- [Available records]

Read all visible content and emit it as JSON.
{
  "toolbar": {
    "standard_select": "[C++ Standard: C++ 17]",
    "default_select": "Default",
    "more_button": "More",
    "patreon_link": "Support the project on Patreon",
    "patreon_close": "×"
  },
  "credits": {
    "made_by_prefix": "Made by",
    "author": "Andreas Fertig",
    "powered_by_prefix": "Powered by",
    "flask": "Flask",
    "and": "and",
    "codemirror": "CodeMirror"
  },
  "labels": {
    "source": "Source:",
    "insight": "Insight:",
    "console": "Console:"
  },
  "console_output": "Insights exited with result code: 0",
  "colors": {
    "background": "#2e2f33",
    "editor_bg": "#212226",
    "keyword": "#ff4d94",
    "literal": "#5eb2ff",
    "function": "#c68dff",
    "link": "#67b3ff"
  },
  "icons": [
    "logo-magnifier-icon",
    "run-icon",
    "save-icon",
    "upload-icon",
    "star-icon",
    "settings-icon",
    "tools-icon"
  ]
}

- [Prompt]
Write out the records above again, keeping each one identical to the original.

- [Finished task]
Read all visible content and emit it as JSON.
{
  "toolbar": {
    "standard_select": "[C++ Standard: C++ 17]",
    "default_select": "Default",
    "more_button": "More",
    "patreon_link": "Support the project on Patreon",
    "patreon_close": "×"
  },
  "credits": {
    "made_by_prefix": "Made by",
    "author": "Andreas Fertig",
    "powered_by_prefix": "Powered by",
    "flask": "Flask",
    "and": "and",
    "codemirror": "CodeMirror"
  },
  "labels": {
    "source": "Source:",
    "insight": "Insight:",
    "console": "Console:"
  },
  "console_output": "Insights exited with result code: 0",
  "colors": {
    "background": "#2e2f33",
    "editor_bg": "#212226",
    "keyword": "#ff4d94",
    "literal": "#5eb2ff",
    "function": "#c68dff",
    "link": "#67b3ff"
  },
  "icons": [
    "logo-magnifier-icon",
    "run-icon",
    "save-icon",
    "upload-icon",
    "star-icon",
    "settings-icon",
    "tools-icon"
  ]
}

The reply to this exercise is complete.